_Material to process_
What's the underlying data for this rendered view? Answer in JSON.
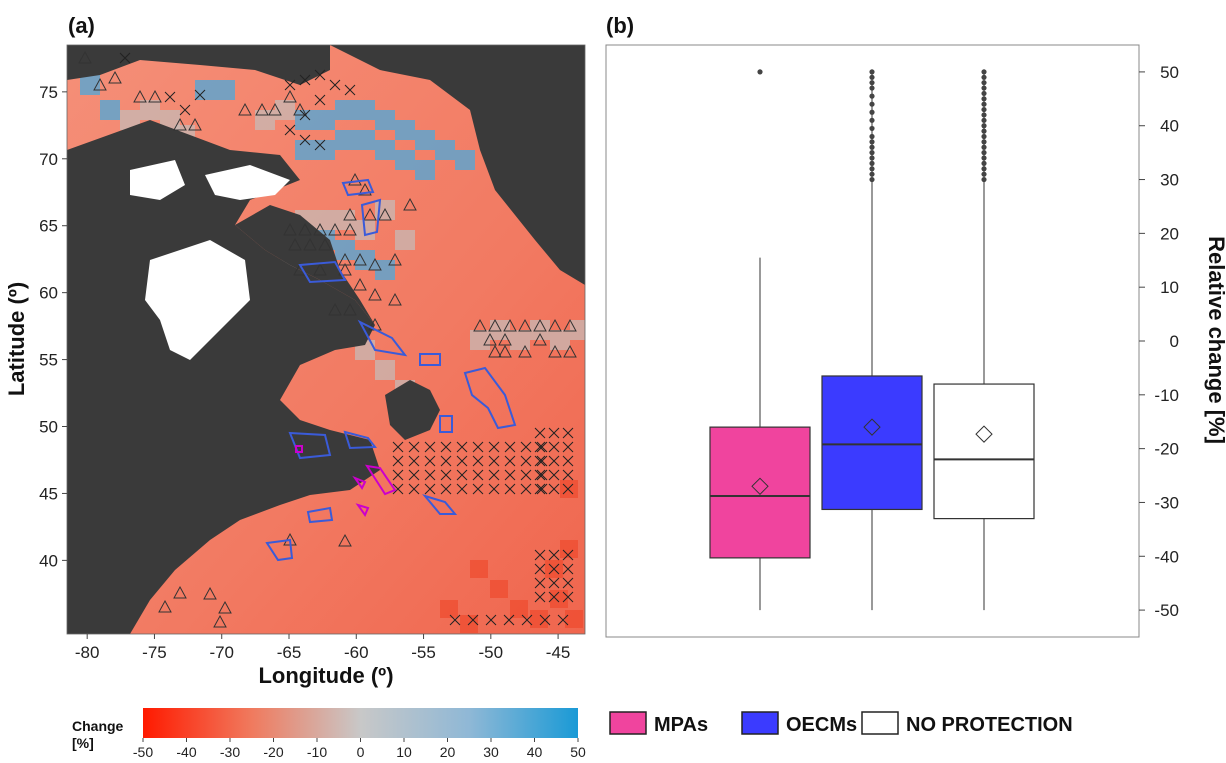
{
  "panel_a": {
    "label": "(a)",
    "xlabel": "Longitude (º)",
    "ylabel": "Latitude (º)",
    "x_ticks": [
      "-80",
      "-75",
      "-70",
      "-65",
      "-60",
      "-55",
      "-50",
      "-45"
    ],
    "y_ticks": [
      "40",
      "45",
      "50",
      "55",
      "60",
      "65",
      "70",
      "75"
    ],
    "colorbar": {
      "title_line1": "Change",
      "title_line2": "[%]",
      "ticks": [
        "-50",
        "-40",
        "-30",
        "-20",
        "-10",
        "0",
        "10",
        "20",
        "30",
        "40",
        "50"
      ],
      "low_color": "#ff1a00",
      "mid_color": "#c8c8c8",
      "high_color": "#1a9ad6"
    },
    "land_color": "#3a3a3a"
  },
  "panel_b": {
    "label": "(b)",
    "ylabel": "Relative change [%]"
  },
  "chart_data": [
    {
      "type": "heatmap",
      "title": "",
      "xlabel": "Longitude (º)",
      "ylabel": "Latitude (º)",
      "xlim": [
        -81.5,
        -43
      ],
      "ylim": [
        34.5,
        78.5
      ],
      "colorbar_label": "Change [%]",
      "colorbar_range": [
        -50,
        50
      ]
    },
    {
      "type": "box",
      "title": "",
      "ylabel": "Relative change [%]",
      "ylim": [
        -55,
        55
      ],
      "y_ticks": [
        -50,
        -40,
        -30,
        -20,
        -10,
        0,
        10,
        20,
        30,
        40,
        50
      ],
      "series": [
        {
          "name": "MPAs",
          "color": "#f0449e",
          "min": -50,
          "q1": -40.3,
          "median": -28.8,
          "q3": -16,
          "max": 15.5,
          "mean": -27,
          "outliers": [
            50
          ]
        },
        {
          "name": "OECMs",
          "color": "#3b3bff",
          "min": -50,
          "q1": -31.3,
          "median": -19.2,
          "q3": -6.5,
          "max": 50,
          "mean": -16,
          "outliers": [
            30,
            31,
            32,
            33,
            34,
            35,
            36,
            37,
            38,
            39.5,
            41,
            42.5,
            44,
            45.5,
            47,
            48,
            49,
            50
          ]
        },
        {
          "name": "NO PROTECTION",
          "color": "#ffffff",
          "min": -50,
          "q1": -33,
          "median": -22,
          "q3": -8,
          "max": 50,
          "mean": -17.3,
          "outliers": [
            30,
            31,
            32,
            33,
            34,
            35,
            36,
            37,
            38,
            39,
            40,
            41,
            42,
            43,
            44,
            45,
            46,
            47,
            48,
            49,
            50
          ]
        }
      ]
    }
  ],
  "legend": {
    "items": [
      {
        "label": "MPAs",
        "color": "#f0449e"
      },
      {
        "label": "OECMs",
        "color": "#3b3bff"
      },
      {
        "label": "NO PROTECTION",
        "color": "#ffffff"
      }
    ]
  }
}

_Your task_
Copy out every line from the data above that has "Longitude" in it.

_Exercise answer_
    "xlabel": "Longitude (º)",
      "xlabel": "Longitude (º)",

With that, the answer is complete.